What is required: Examine the records and identify each line that includes the string "быть". Copy those lines.

Working data:

——————

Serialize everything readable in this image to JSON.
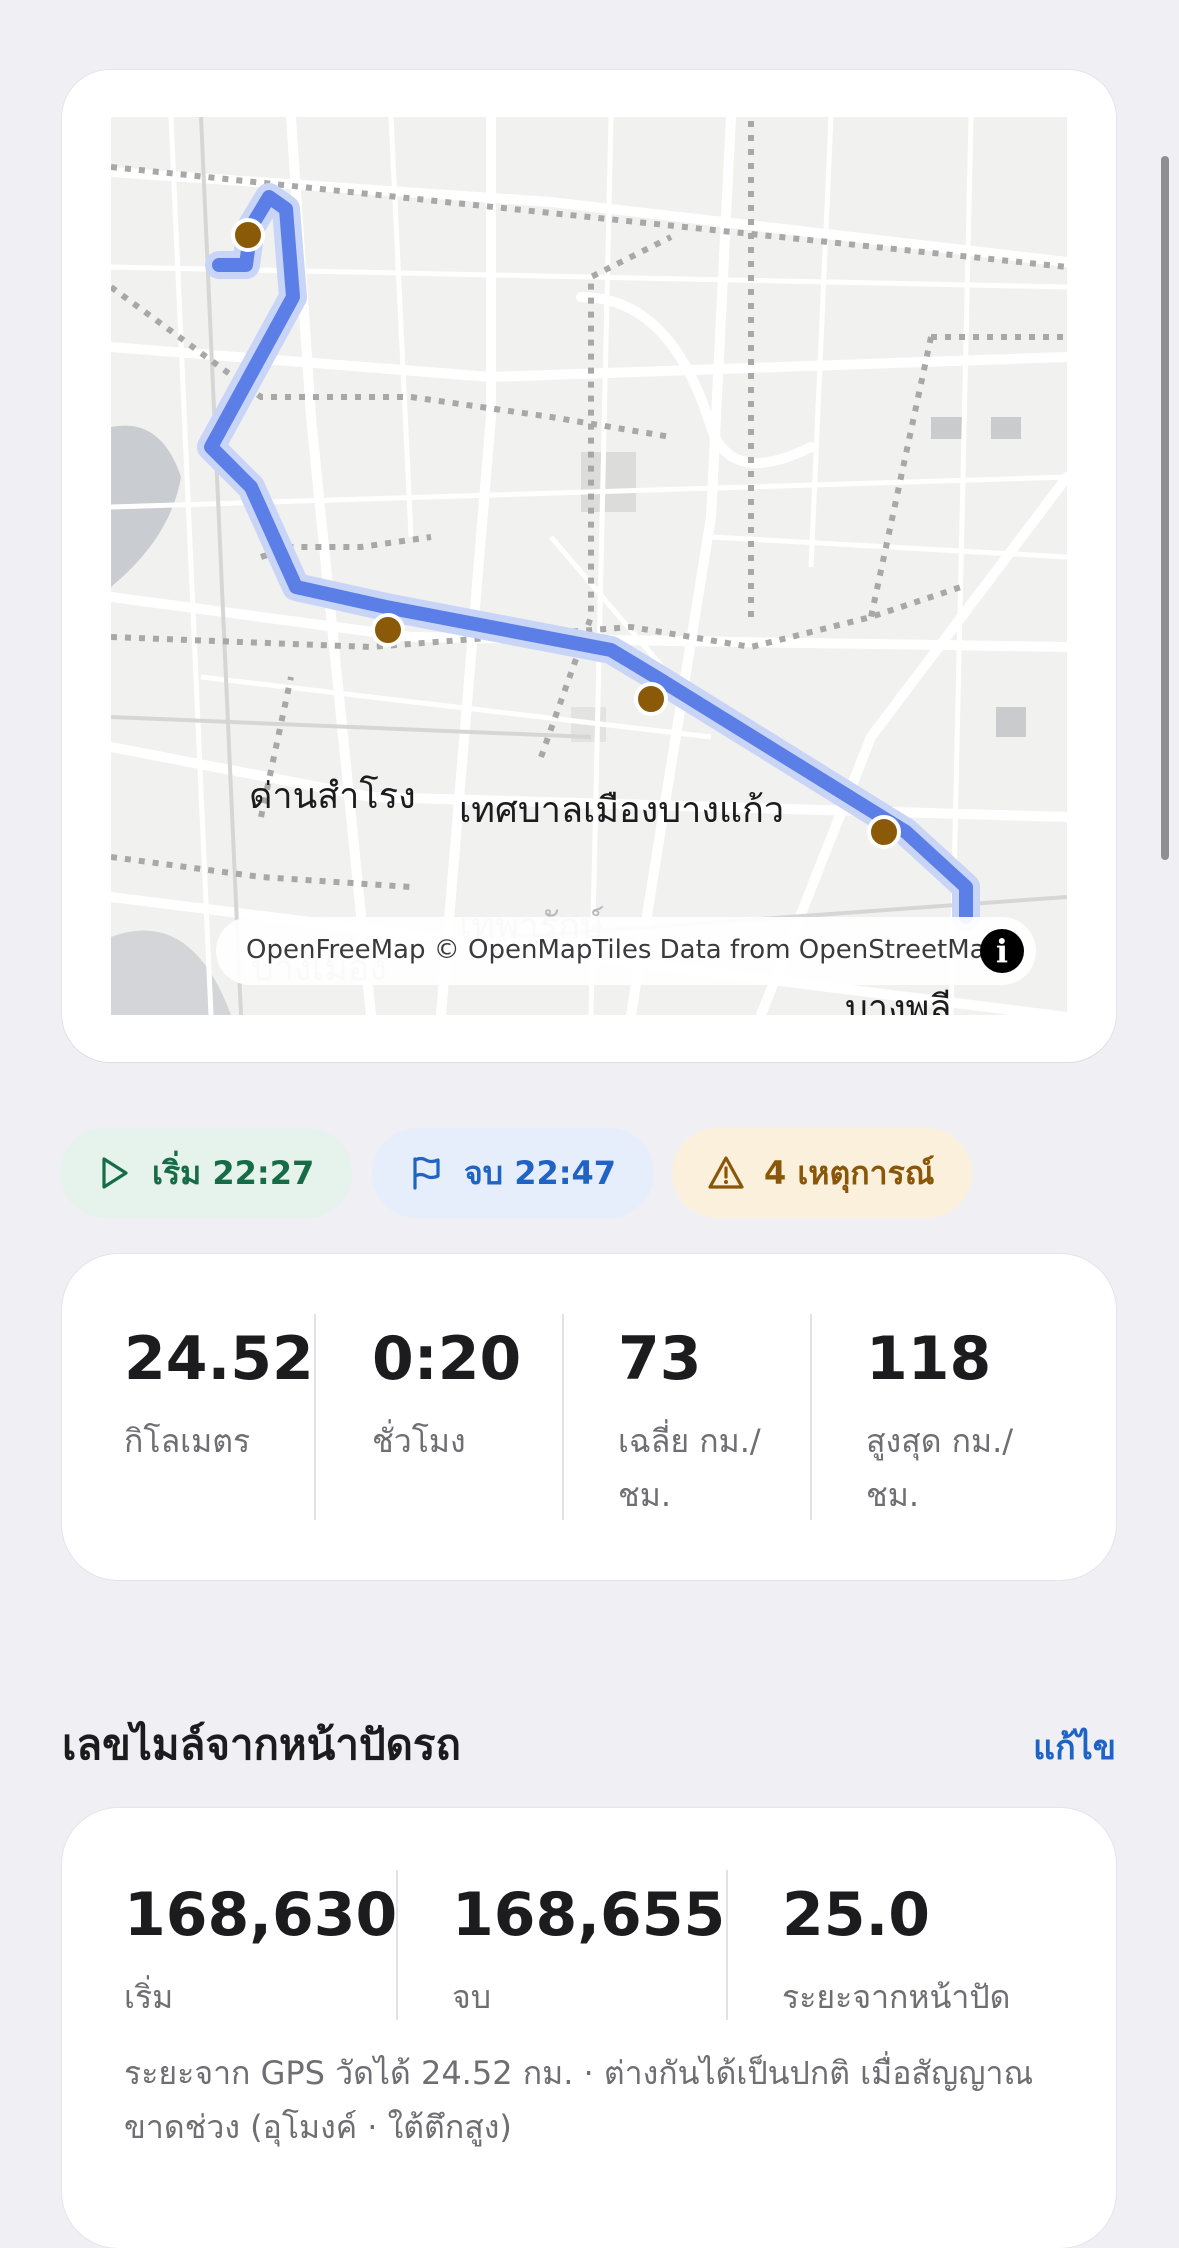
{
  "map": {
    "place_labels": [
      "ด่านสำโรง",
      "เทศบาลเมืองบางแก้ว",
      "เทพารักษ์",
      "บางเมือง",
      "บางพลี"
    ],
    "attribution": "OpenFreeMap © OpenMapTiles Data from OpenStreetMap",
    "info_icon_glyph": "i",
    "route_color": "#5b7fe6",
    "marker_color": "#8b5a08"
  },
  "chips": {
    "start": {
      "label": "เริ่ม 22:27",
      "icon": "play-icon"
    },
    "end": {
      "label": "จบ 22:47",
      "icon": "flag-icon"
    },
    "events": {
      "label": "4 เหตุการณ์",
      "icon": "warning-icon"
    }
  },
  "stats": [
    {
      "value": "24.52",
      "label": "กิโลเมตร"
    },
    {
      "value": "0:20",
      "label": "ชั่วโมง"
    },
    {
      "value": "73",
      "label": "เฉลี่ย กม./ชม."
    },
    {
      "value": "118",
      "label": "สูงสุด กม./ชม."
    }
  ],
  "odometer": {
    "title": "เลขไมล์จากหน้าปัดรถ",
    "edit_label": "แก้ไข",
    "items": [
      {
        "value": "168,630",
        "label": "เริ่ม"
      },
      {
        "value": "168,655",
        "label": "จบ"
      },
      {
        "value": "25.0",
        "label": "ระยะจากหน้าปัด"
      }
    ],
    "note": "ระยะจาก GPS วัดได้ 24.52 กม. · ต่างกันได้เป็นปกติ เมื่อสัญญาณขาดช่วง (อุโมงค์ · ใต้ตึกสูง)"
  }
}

——————

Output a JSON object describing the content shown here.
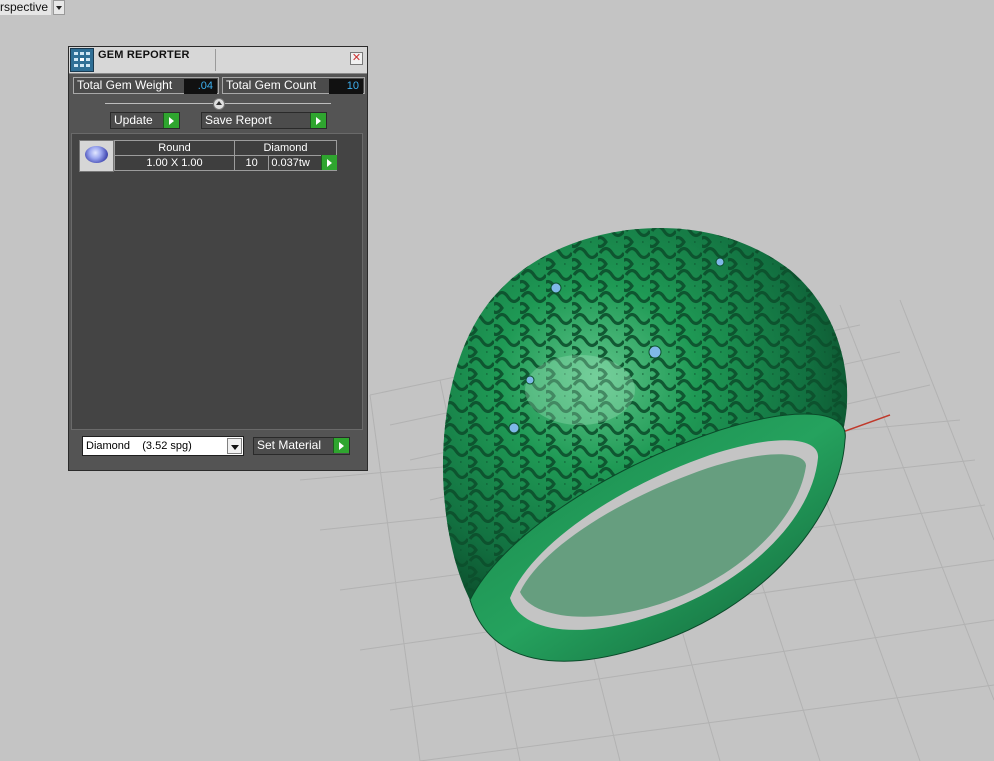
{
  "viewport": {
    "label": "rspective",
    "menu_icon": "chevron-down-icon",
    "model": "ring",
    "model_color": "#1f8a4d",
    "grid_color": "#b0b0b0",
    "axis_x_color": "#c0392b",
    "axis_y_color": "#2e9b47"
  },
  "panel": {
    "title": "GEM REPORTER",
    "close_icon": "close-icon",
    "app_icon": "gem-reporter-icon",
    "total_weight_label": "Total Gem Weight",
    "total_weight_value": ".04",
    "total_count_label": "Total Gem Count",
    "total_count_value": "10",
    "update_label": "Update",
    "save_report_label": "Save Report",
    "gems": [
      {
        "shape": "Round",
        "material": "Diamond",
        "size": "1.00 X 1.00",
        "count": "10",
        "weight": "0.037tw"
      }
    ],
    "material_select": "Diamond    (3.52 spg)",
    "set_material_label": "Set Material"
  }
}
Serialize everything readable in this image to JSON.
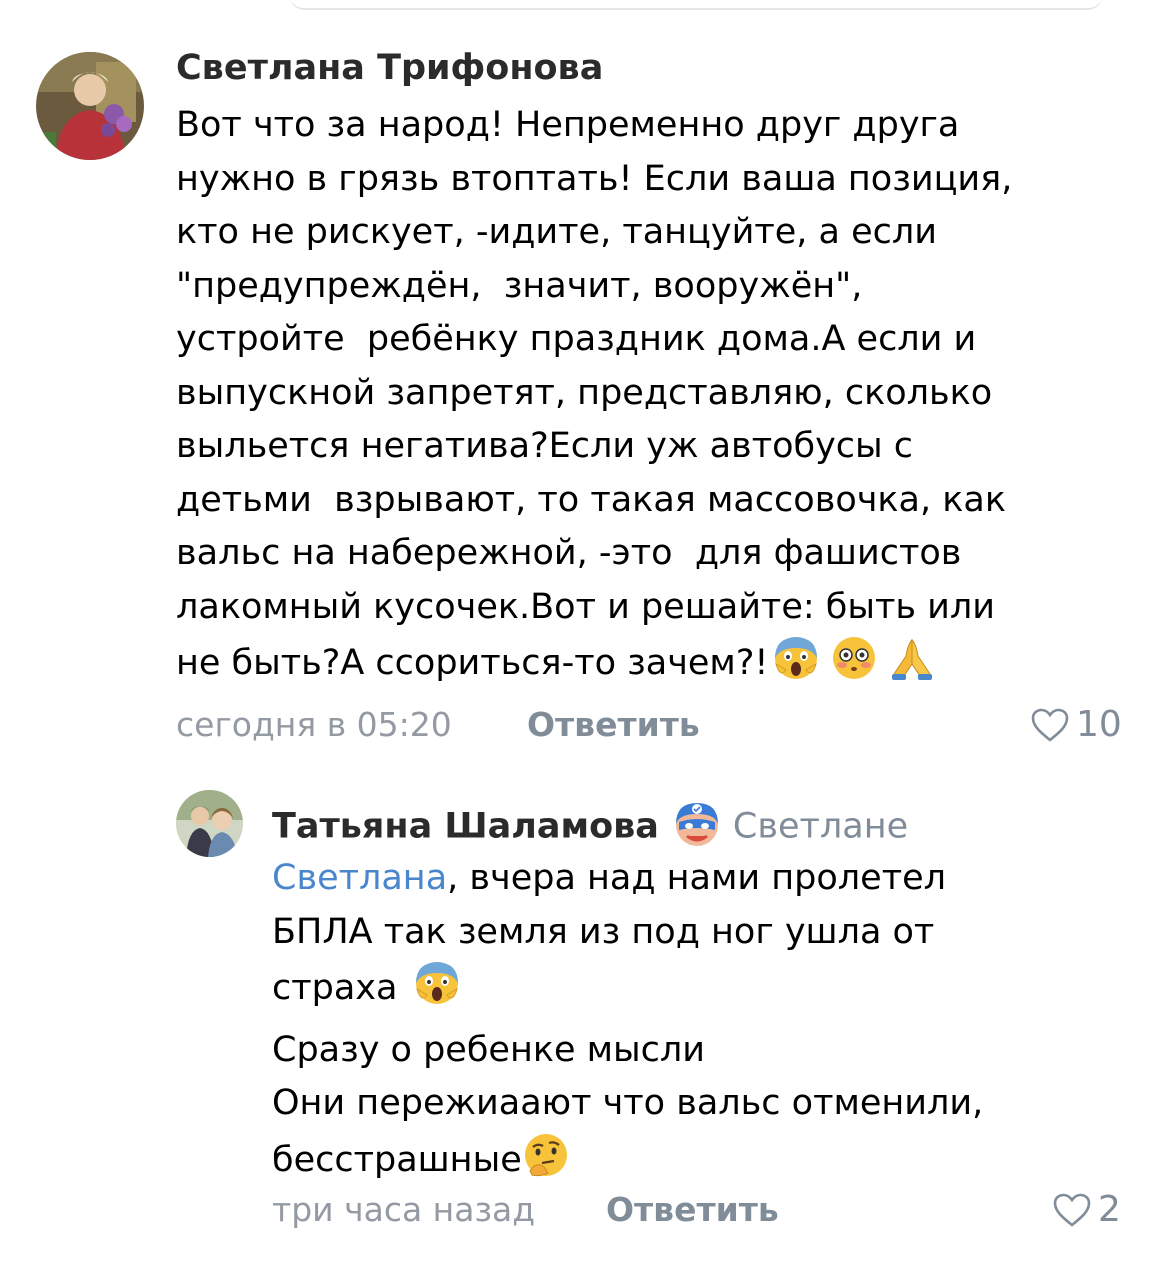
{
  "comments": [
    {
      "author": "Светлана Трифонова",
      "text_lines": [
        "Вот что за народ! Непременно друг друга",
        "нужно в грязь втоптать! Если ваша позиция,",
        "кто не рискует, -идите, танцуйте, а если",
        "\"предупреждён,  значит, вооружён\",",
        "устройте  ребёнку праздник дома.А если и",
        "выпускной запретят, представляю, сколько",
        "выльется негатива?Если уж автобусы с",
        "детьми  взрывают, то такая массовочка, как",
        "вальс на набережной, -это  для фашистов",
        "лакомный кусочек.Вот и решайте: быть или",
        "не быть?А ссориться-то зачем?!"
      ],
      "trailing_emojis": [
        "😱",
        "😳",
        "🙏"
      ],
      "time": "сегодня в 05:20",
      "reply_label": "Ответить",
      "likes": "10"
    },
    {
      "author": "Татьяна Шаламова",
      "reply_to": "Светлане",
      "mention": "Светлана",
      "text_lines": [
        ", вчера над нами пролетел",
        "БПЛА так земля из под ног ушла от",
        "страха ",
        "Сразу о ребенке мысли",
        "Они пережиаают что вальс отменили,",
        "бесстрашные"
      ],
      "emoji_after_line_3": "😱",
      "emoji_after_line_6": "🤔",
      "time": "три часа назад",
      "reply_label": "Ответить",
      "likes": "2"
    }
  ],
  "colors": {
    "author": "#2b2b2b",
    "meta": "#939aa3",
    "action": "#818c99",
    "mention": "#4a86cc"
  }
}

——————

Exercise solution:
        "лакомный кусочек.Вот и решайте: быть или",
        "не быть?А ссориться-то зачем?!"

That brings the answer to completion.